* LISTING *
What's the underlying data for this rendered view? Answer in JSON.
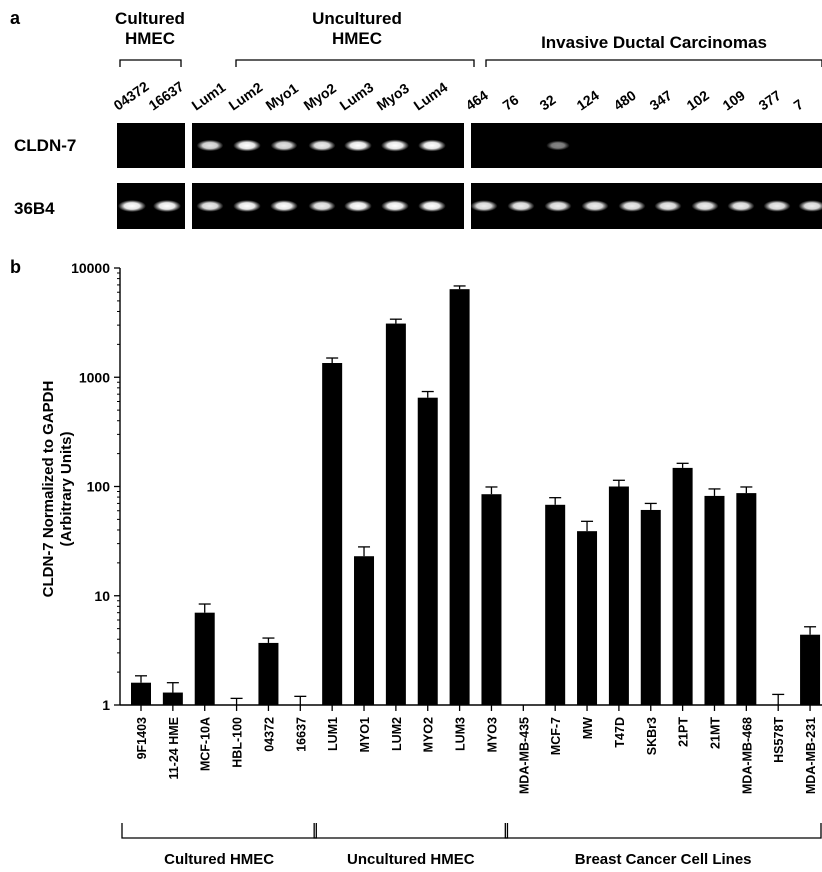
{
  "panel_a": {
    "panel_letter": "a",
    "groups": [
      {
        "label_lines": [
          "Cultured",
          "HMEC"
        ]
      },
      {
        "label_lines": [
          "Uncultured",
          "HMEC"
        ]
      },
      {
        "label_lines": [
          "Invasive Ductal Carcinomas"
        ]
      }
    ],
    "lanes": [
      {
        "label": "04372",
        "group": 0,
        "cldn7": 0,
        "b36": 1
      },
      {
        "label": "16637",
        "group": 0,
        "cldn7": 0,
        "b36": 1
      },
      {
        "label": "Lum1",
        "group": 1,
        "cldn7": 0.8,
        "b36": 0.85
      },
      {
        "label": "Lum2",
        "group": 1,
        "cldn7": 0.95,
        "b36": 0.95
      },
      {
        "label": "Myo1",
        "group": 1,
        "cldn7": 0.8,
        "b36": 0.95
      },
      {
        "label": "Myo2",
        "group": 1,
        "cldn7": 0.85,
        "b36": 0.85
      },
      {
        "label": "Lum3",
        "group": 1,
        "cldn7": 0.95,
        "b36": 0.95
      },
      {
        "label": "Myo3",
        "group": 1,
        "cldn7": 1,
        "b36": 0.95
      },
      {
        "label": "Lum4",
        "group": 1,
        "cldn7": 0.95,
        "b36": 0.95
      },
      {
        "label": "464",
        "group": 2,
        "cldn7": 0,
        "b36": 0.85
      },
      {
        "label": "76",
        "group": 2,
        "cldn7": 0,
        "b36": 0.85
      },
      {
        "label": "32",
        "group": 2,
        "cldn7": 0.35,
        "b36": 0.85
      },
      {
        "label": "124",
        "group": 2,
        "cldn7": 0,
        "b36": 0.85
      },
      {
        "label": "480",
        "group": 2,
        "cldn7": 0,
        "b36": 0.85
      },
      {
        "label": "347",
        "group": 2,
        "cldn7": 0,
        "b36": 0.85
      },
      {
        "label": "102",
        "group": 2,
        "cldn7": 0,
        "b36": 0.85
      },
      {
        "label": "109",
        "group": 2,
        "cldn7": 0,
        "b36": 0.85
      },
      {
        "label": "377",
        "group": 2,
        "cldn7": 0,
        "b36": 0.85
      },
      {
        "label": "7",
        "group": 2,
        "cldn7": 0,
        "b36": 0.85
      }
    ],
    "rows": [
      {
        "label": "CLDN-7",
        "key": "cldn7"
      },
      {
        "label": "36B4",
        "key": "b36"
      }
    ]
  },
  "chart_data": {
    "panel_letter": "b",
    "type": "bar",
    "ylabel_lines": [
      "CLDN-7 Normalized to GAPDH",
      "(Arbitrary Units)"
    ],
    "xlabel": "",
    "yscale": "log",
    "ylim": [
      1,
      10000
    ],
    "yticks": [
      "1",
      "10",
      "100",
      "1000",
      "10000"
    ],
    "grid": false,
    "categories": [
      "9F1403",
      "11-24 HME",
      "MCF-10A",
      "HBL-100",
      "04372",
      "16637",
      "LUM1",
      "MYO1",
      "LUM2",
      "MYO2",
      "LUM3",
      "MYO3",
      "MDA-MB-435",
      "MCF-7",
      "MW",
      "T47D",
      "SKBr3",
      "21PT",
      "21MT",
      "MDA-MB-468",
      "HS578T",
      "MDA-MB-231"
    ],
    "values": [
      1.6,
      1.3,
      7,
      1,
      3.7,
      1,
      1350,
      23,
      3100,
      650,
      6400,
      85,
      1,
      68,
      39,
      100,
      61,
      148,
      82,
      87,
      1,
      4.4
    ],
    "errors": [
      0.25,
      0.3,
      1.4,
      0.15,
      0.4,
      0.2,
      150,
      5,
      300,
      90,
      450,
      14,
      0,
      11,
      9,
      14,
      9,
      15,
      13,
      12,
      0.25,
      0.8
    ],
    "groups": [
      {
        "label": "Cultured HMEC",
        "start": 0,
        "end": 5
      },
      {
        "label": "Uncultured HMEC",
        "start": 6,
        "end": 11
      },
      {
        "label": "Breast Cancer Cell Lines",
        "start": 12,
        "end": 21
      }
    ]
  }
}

* OBJECTIVE *
Transcribe the records above verbatim. Do not carry over any picture.

* RESPONSE TO THE EXERCISE *
What's the underlying data for this rendered view? Answer in JSON.
{
  "panel_a": {
    "panel_letter": "a",
    "groups": [
      {
        "label_lines": [
          "Cultured",
          "HMEC"
        ]
      },
      {
        "label_lines": [
          "Uncultured",
          "HMEC"
        ]
      },
      {
        "label_lines": [
          "Invasive Ductal Carcinomas"
        ]
      }
    ],
    "lanes": [
      {
        "label": "04372",
        "group": 0,
        "cldn7": 0,
        "b36": 1
      },
      {
        "label": "16637",
        "group": 0,
        "cldn7": 0,
        "b36": 1
      },
      {
        "label": "Lum1",
        "group": 1,
        "cldn7": 0.8,
        "b36": 0.85
      },
      {
        "label": "Lum2",
        "group": 1,
        "cldn7": 0.95,
        "b36": 0.95
      },
      {
        "label": "Myo1",
        "group": 1,
        "cldn7": 0.8,
        "b36": 0.95
      },
      {
        "label": "Myo2",
        "group": 1,
        "cldn7": 0.85,
        "b36": 0.85
      },
      {
        "label": "Lum3",
        "group": 1,
        "cldn7": 0.95,
        "b36": 0.95
      },
      {
        "label": "Myo3",
        "group": 1,
        "cldn7": 1,
        "b36": 0.95
      },
      {
        "label": "Lum4",
        "group": 1,
        "cldn7": 0.95,
        "b36": 0.95
      },
      {
        "label": "464",
        "group": 2,
        "cldn7": 0,
        "b36": 0.85
      },
      {
        "label": "76",
        "group": 2,
        "cldn7": 0,
        "b36": 0.85
      },
      {
        "label": "32",
        "group": 2,
        "cldn7": 0.35,
        "b36": 0.85
      },
      {
        "label": "124",
        "group": 2,
        "cldn7": 0,
        "b36": 0.85
      },
      {
        "label": "480",
        "group": 2,
        "cldn7": 0,
        "b36": 0.85
      },
      {
        "label": "347",
        "group": 2,
        "cldn7": 0,
        "b36": 0.85
      },
      {
        "label": "102",
        "group": 2,
        "cldn7": 0,
        "b36": 0.85
      },
      {
        "label": "109",
        "group": 2,
        "cldn7": 0,
        "b36": 0.85
      },
      {
        "label": "377",
        "group": 2,
        "cldn7": 0,
        "b36": 0.85
      },
      {
        "label": "7",
        "group": 2,
        "cldn7": 0,
        "b36": 0.85
      }
    ],
    "rows": [
      {
        "label": "CLDN-7",
        "key": "cldn7"
      },
      {
        "label": "36B4",
        "key": "b36"
      }
    ]
  },
  "chart_data": {
    "panel_letter": "b",
    "type": "bar",
    "ylabel_lines": [
      "CLDN-7 Normalized to GAPDH",
      "(Arbitrary Units)"
    ],
    "xlabel": "",
    "yscale": "log",
    "ylim": [
      1,
      10000
    ],
    "yticks": [
      "1",
      "10",
      "100",
      "1000",
      "10000"
    ],
    "grid": false,
    "categories": [
      "9F1403",
      "11-24 HME",
      "MCF-10A",
      "HBL-100",
      "04372",
      "16637",
      "LUM1",
      "MYO1",
      "LUM2",
      "MYO2",
      "LUM3",
      "MYO3",
      "MDA-MB-435",
      "MCF-7",
      "MW",
      "T47D",
      "SKBr3",
      "21PT",
      "21MT",
      "MDA-MB-468",
      "HS578T",
      "MDA-MB-231"
    ],
    "values": [
      1.6,
      1.3,
      7,
      1,
      3.7,
      1,
      1350,
      23,
      3100,
      650,
      6400,
      85,
      1,
      68,
      39,
      100,
      61,
      148,
      82,
      87,
      1,
      4.4
    ],
    "errors": [
      0.25,
      0.3,
      1.4,
      0.15,
      0.4,
      0.2,
      150,
      5,
      300,
      90,
      450,
      14,
      0,
      11,
      9,
      14,
      9,
      15,
      13,
      12,
      0.25,
      0.8
    ],
    "groups": [
      {
        "label": "Cultured HMEC",
        "start": 0,
        "end": 5
      },
      {
        "label": "Uncultured HMEC",
        "start": 6,
        "end": 11
      },
      {
        "label": "Breast Cancer Cell Lines",
        "start": 12,
        "end": 21
      }
    ]
  }
}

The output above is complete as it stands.